** BEGIN **
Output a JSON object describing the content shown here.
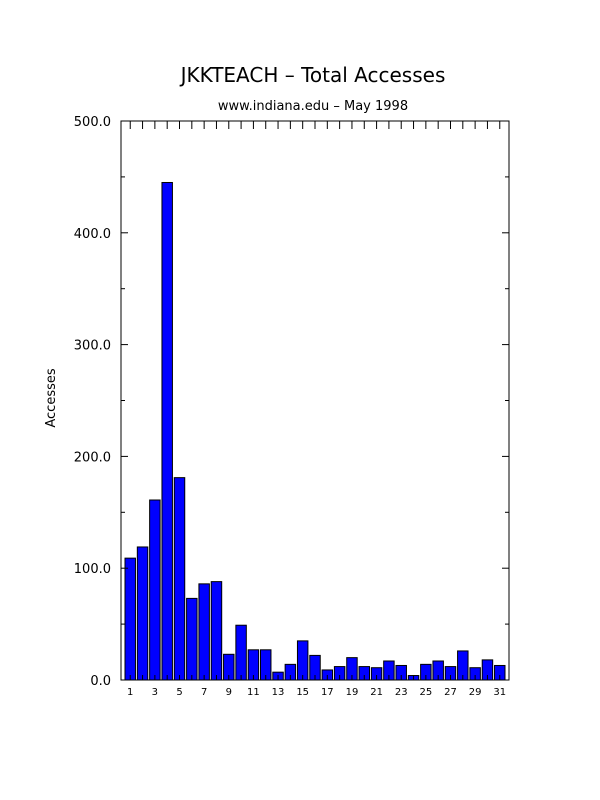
{
  "chart_data": {
    "type": "bar",
    "title": "JKKTEACH – Total Accesses",
    "subtitle": "www.indiana.edu – May 1998",
    "xlabel": "",
    "ylabel": "Accesses",
    "ylim": [
      0,
      500
    ],
    "yticks": [
      "0.0",
      "100.0",
      "200.0",
      "300.0",
      "400.0",
      "500.0"
    ],
    "categories": [
      "1",
      "2",
      "3",
      "4",
      "5",
      "6",
      "7",
      "8",
      "9",
      "10",
      "11",
      "12",
      "13",
      "14",
      "15",
      "16",
      "17",
      "18",
      "19",
      "20",
      "21",
      "22",
      "23",
      "24",
      "25",
      "26",
      "27",
      "28",
      "29",
      "30",
      "31"
    ],
    "xtick_labels": [
      "1",
      "3",
      "5",
      "7",
      "9",
      "11",
      "13",
      "15",
      "17",
      "19",
      "21",
      "23",
      "25",
      "27",
      "29",
      "31"
    ],
    "values": [
      109,
      119,
      161,
      445,
      181,
      73,
      86,
      88,
      23,
      49,
      27,
      27,
      7,
      14,
      35,
      22,
      9,
      12,
      20,
      12,
      11,
      17,
      13,
      4,
      14,
      17,
      12,
      26,
      11,
      18,
      13
    ],
    "bar_color": "#0000ff",
    "grid": false
  }
}
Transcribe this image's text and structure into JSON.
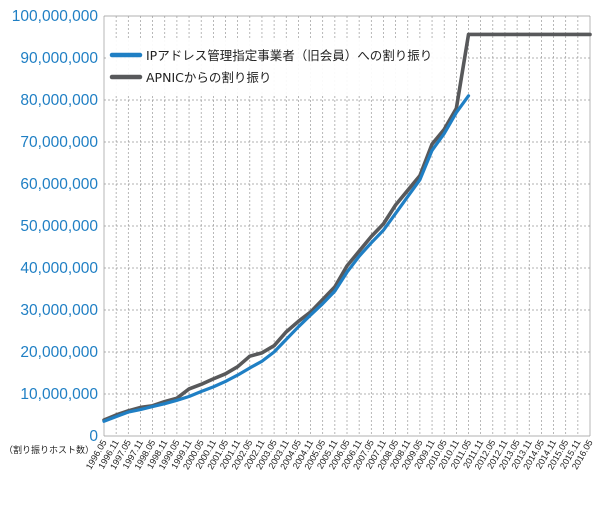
{
  "chart_data": {
    "type": "line",
    "y_unit_label": "（割り振りホスト数）",
    "ylim": [
      0,
      100000000
    ],
    "y_ticks": [
      "0",
      "10,000,000",
      "20,000,000",
      "30,000,000",
      "40,000,000",
      "50,000,000",
      "60,000,000",
      "70,000,000",
      "80,000,000",
      "90,000,000",
      "100,000,000"
    ],
    "x_ticks": [
      "1996.05",
      "1996.11",
      "1997.05",
      "1997.11",
      "1998.05",
      "1998.11",
      "1999.05",
      "1999.11",
      "2000.05",
      "2000.11",
      "2001.05",
      "2001.11",
      "2002.05",
      "2002.11",
      "2003.05",
      "2003.11",
      "2004.05",
      "2004.11",
      "2005.05",
      "2005.11",
      "2006.05",
      "2006.11",
      "2007.05",
      "2007.11",
      "2008.05",
      "2008.11",
      "2009.05",
      "2009.11",
      "2010.05",
      "2010.11",
      "2011.05",
      "2011.11",
      "2012.05",
      "2012.11",
      "2013.05",
      "2013.11",
      "2014.05",
      "2014.11",
      "2015.05",
      "2015.11",
      "2016.05"
    ],
    "grid": true,
    "legend_position": "top-left",
    "colors": {
      "series1": "#1f7fc4",
      "series2": "#58595b",
      "axis_text": "#1f7fc4"
    },
    "series": [
      {
        "name": "IPアドレス管理指定事業者（旧会員）への割り振り",
        "x": [
          "1996.05",
          "1996.11",
          "1997.05",
          "1997.11",
          "1998.05",
          "1998.11",
          "1999.05",
          "1999.11",
          "2000.05",
          "2000.11",
          "2001.05",
          "2001.11",
          "2002.05",
          "2002.11",
          "2003.05",
          "2003.11",
          "2004.05",
          "2004.11",
          "2005.05",
          "2005.11",
          "2006.05",
          "2006.11",
          "2007.05",
          "2007.11",
          "2008.05",
          "2008.11",
          "2009.05",
          "2009.11",
          "2010.05",
          "2010.11",
          "2011.05"
        ],
        "values": [
          3500000,
          4600000,
          5700000,
          6300000,
          7000000,
          7700000,
          8500000,
          9400000,
          10600000,
          11700000,
          13000000,
          14500000,
          16200000,
          17800000,
          20000000,
          23000000,
          26000000,
          28800000,
          31500000,
          34500000,
          39000000,
          42800000,
          46000000,
          49000000,
          53000000,
          57000000,
          61000000,
          68000000,
          72000000,
          77000000,
          81000000
        ]
      },
      {
        "name": "APNICからの割り振り",
        "x": [
          "1996.05",
          "1996.11",
          "1997.05",
          "1997.11",
          "1998.05",
          "1998.11",
          "1999.05",
          "1999.11",
          "2000.05",
          "2000.11",
          "2001.05",
          "2001.11",
          "2002.05",
          "2002.11",
          "2003.05",
          "2003.11",
          "2004.05",
          "2004.11",
          "2005.05",
          "2005.11",
          "2006.05",
          "2006.11",
          "2007.05",
          "2007.11",
          "2008.05",
          "2008.11",
          "2009.05",
          "2009.11",
          "2010.05",
          "2010.11",
          "2011.05",
          "2011.11",
          "2012.05",
          "2012.11",
          "2013.05",
          "2013.11",
          "2014.05",
          "2014.11",
          "2015.05",
          "2015.11",
          "2016.05"
        ],
        "values": [
          3800000,
          5000000,
          6000000,
          6800000,
          7200000,
          8200000,
          9000000,
          11200000,
          12300000,
          13600000,
          14800000,
          16500000,
          19000000,
          19800000,
          21500000,
          24800000,
          27300000,
          29500000,
          32500000,
          35500000,
          40500000,
          44000000,
          47500000,
          50500000,
          55000000,
          58500000,
          62000000,
          69500000,
          73000000,
          78000000,
          95600000,
          95600000,
          95600000,
          95600000,
          95600000,
          95600000,
          95600000,
          95600000,
          95600000,
          95600000,
          95600000
        ]
      }
    ]
  }
}
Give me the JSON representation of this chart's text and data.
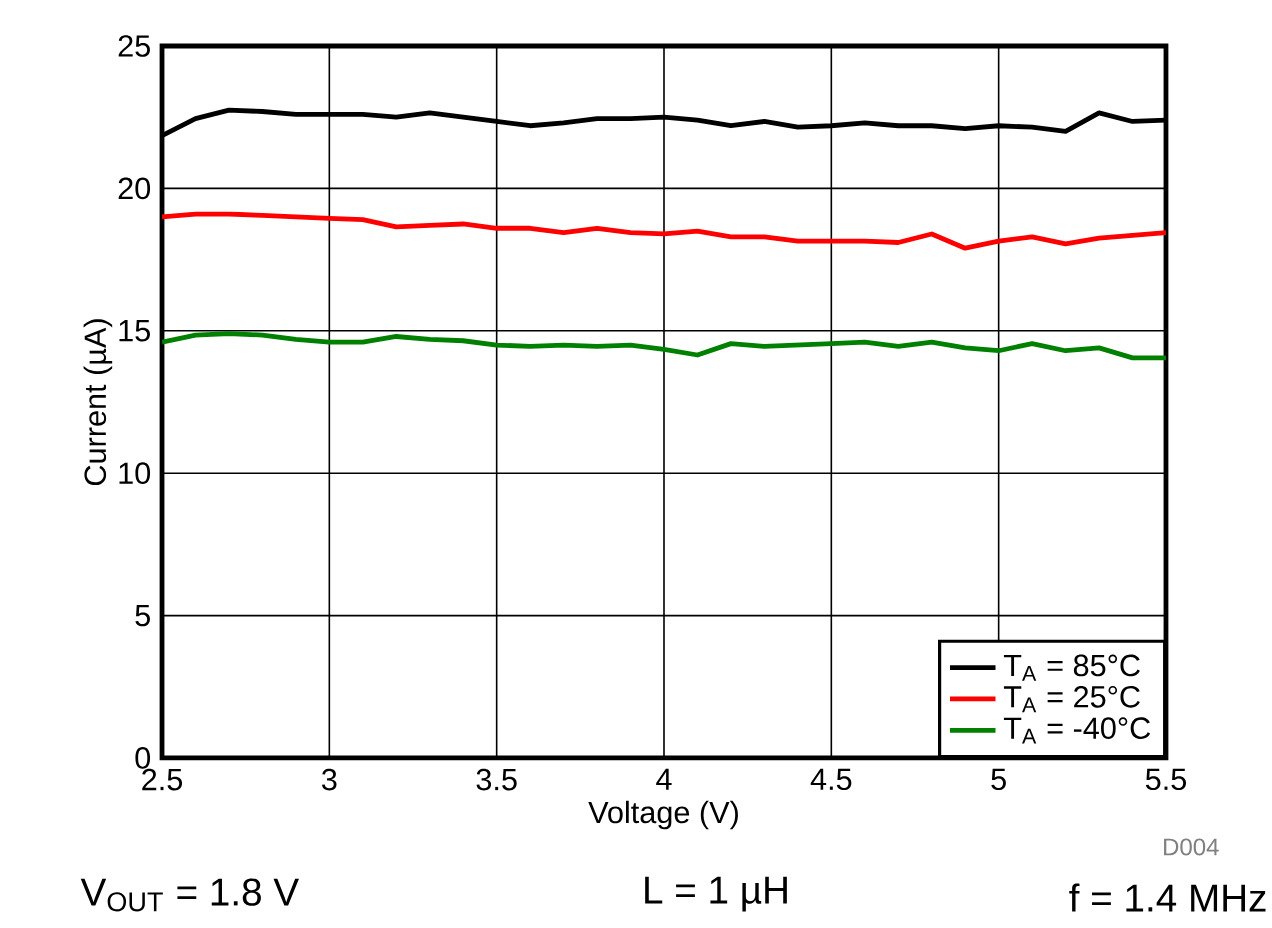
{
  "chart_data": {
    "type": "line",
    "xlabel": "Voltage (V)",
    "ylabel": "Current (µA)",
    "x": [
      2.5,
      2.6,
      2.7,
      2.8,
      2.9,
      3.0,
      3.1,
      3.2,
      3.3,
      3.4,
      3.5,
      3.6,
      3.7,
      3.8,
      3.9,
      4.0,
      4.1,
      4.2,
      4.3,
      4.4,
      4.5,
      4.6,
      4.7,
      4.8,
      4.9,
      5.0,
      5.1,
      5.2,
      5.3,
      5.4,
      5.5
    ],
    "series": [
      {
        "name": "T$_{A}$ = 85°C",
        "color": "#000000",
        "values": [
          21.85,
          22.45,
          22.75,
          22.7,
          22.6,
          22.6,
          22.6,
          22.5,
          22.65,
          22.5,
          22.35,
          22.2,
          22.3,
          22.45,
          22.45,
          22.5,
          22.4,
          22.2,
          22.35,
          22.15,
          22.2,
          22.3,
          22.2,
          22.2,
          22.1,
          22.2,
          22.15,
          22.0,
          22.65,
          22.35,
          22.4
        ]
      },
      {
        "name": "T$_{A}$ = 25°C",
        "color": "#ff0000",
        "values": [
          19.0,
          19.1,
          19.1,
          19.05,
          19.0,
          18.95,
          18.9,
          18.65,
          18.7,
          18.75,
          18.6,
          18.6,
          18.45,
          18.6,
          18.45,
          18.4,
          18.5,
          18.3,
          18.3,
          18.15,
          18.15,
          18.15,
          18.1,
          18.4,
          17.9,
          18.15,
          18.3,
          18.05,
          18.25,
          18.35,
          18.45
        ]
      },
      {
        "name": "T$_{A}$ = -40°C",
        "color": "#008000",
        "values": [
          14.6,
          14.85,
          14.9,
          14.85,
          14.7,
          14.6,
          14.6,
          14.8,
          14.7,
          14.65,
          14.5,
          14.45,
          14.5,
          14.45,
          14.5,
          14.35,
          14.15,
          14.55,
          14.45,
          14.5,
          14.55,
          14.6,
          14.45,
          14.6,
          14.4,
          14.3,
          14.55,
          14.3,
          14.4,
          14.05,
          14.05
        ]
      }
    ],
    "xlim": [
      2.5,
      5.5
    ],
    "ylim": [
      0,
      25
    ],
    "xticks": [
      2.5,
      3,
      3.5,
      4,
      4.5,
      5,
      5.5
    ],
    "yticks": [
      0,
      5,
      10,
      15,
      20,
      25
    ],
    "grid": true,
    "legend": "bottom right",
    "marker": "none",
    "line_style": "solid",
    "annotations": [
      "V$_{OUT}$ = 1.8 V",
      "L = 1 µH",
      "f = 1.4 MHz",
      "D004"
    ]
  }
}
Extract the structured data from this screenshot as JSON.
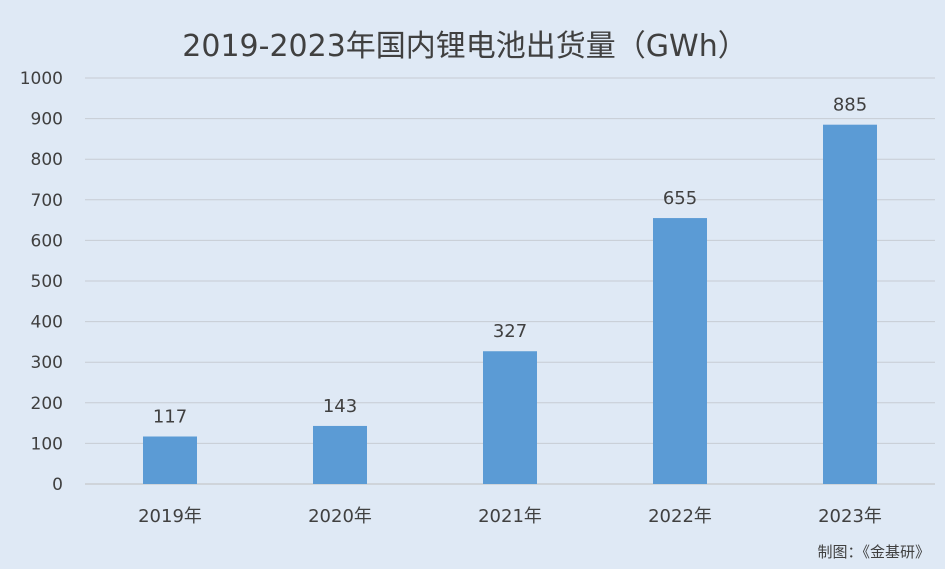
{
  "chart_data": {
    "type": "bar",
    "title": "2019-2023年国内锂电池出货量（GWh）",
    "categories": [
      "2019年",
      "2020年",
      "2021年",
      "2022年",
      "2023年"
    ],
    "values": [
      117,
      143,
      327,
      655,
      885
    ],
    "ylim": [
      0,
      1000
    ],
    "yticks": [
      0,
      100,
      200,
      300,
      400,
      500,
      600,
      700,
      800,
      900,
      1000
    ],
    "bar_color": "#5b9bd5",
    "grid": true,
    "data_labels": true
  },
  "source_note": "制图：《金基研》"
}
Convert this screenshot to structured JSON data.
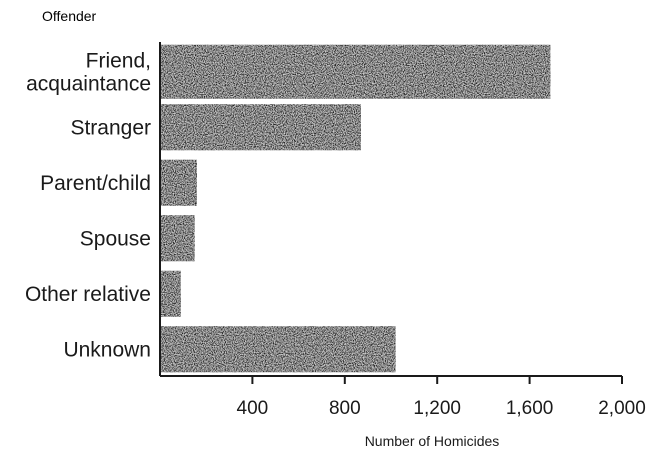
{
  "chart_data": {
    "type": "bar",
    "orientation": "horizontal",
    "ylabel": "Offender",
    "xlabel": "Number of Homicides",
    "categories": [
      [
        "Friend,",
        "acquaintance"
      ],
      [
        "Stranger"
      ],
      [
        "Parent/child"
      ],
      [
        "Spouse"
      ],
      [
        "Other relative"
      ],
      [
        "Unknown"
      ]
    ],
    "values": [
      1690,
      870,
      160,
      150,
      90,
      1020
    ],
    "xlim": [
      0,
      2000
    ],
    "xticks": [
      400,
      800,
      1200,
      1600,
      2000
    ],
    "xtick_labels": [
      "400",
      "800",
      "1,200",
      "1,600",
      "2,000"
    ],
    "grid": false,
    "bar_color": "#262626"
  }
}
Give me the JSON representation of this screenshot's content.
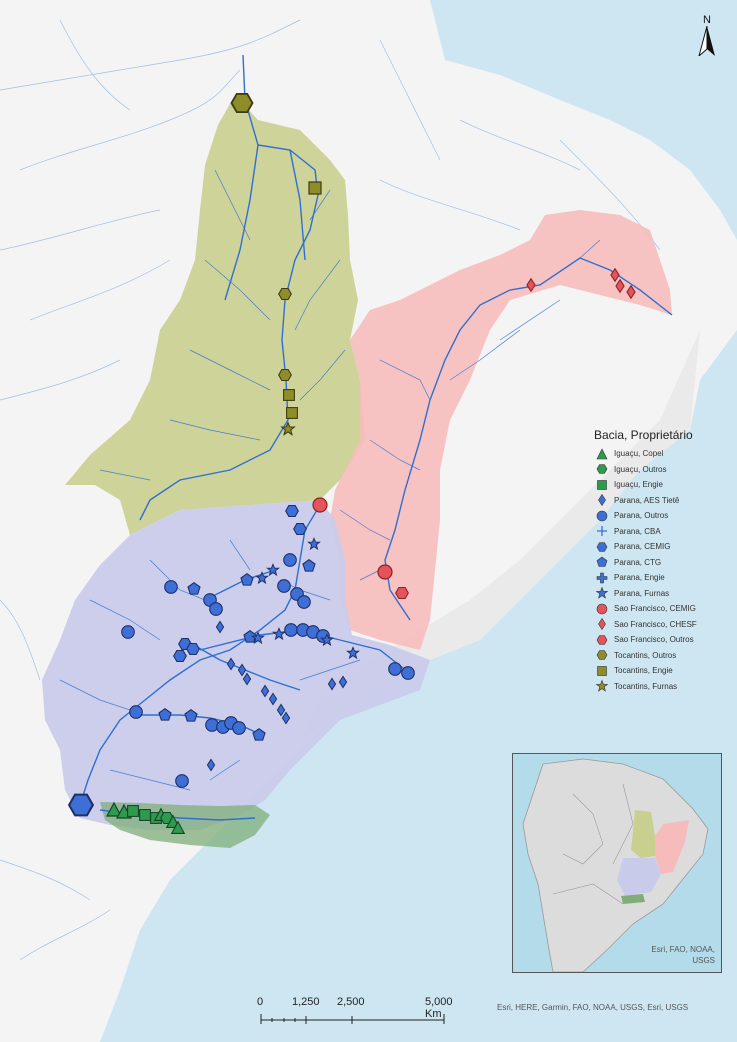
{
  "north_arrow": {
    "label": "N"
  },
  "legend": {
    "title": "Bacia, Proprietário",
    "items": [
      {
        "label": "Iguaçu, Copel",
        "symbol": "triangle",
        "color": "#2e9a4c"
      },
      {
        "label": "Iguaçu, Outros",
        "symbol": "hexagon",
        "color": "#2e9a4c"
      },
      {
        "label": "Iguaçu, Engie",
        "symbol": "square",
        "color": "#2e9a4c"
      },
      {
        "label": "Parana, AES Tietê",
        "symbol": "diamond",
        "color": "#3d6fd6"
      },
      {
        "label": "Parana, Outros",
        "symbol": "circle",
        "color": "#3d6fd6"
      },
      {
        "label": "Parana, CBA",
        "symbol": "cross",
        "color": "#3d6fd6"
      },
      {
        "label": "Parana, CEMIG",
        "symbol": "hexagon",
        "color": "#3d6fd6"
      },
      {
        "label": "Parana, CTG",
        "symbol": "pentagon",
        "color": "#3d6fd6"
      },
      {
        "label": "Parana, Engie",
        "symbol": "plus",
        "color": "#3d6fd6"
      },
      {
        "label": "Parana, Furnas",
        "symbol": "star",
        "color": "#3d6fd6"
      },
      {
        "label": "Sao Francisco, CEMIG",
        "symbol": "circle",
        "color": "#e4545a"
      },
      {
        "label": "Sao Francisco, CHESF",
        "symbol": "diamond",
        "color": "#e4545a"
      },
      {
        "label": "Sao Francisco, Outros",
        "symbol": "hexagon",
        "color": "#e4545a"
      },
      {
        "label": "Tocantins, Outros",
        "symbol": "hexagon",
        "color": "#8f8c2a"
      },
      {
        "label": "Tocantins, Engie",
        "symbol": "square",
        "color": "#8f8c2a"
      },
      {
        "label": "Tocantins, Furnas",
        "symbol": "star",
        "color": "#8f8c2a"
      }
    ]
  },
  "scale_bar": {
    "labels": [
      "0",
      "1,250",
      "2,500",
      "5,000 Km"
    ]
  },
  "attribution": "Esri, HERE, Garmin, FAO, NOAA, USGS, Esri, USGS",
  "inset_map": {
    "attribution": "Esri, FAO, NOAA, USGS"
  },
  "colors": {
    "ocean": "#cde6f2",
    "land": "#f4f4f4",
    "river": "#2f6fd0",
    "tocantins_basin": "#c9cf8f",
    "sao_francisco_basin": "#f6bcbc",
    "parana_basin": "#c9cbea",
    "iguacu_basin": "#7fae7a"
  }
}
** END **
GOAL.
Scan the material for lines with the word "Give", and copy each line you find.

RESULT OF THE TASK.
Give me the JSON representation of this chart's text and data.
Give me the JSON representation of this screenshot's content.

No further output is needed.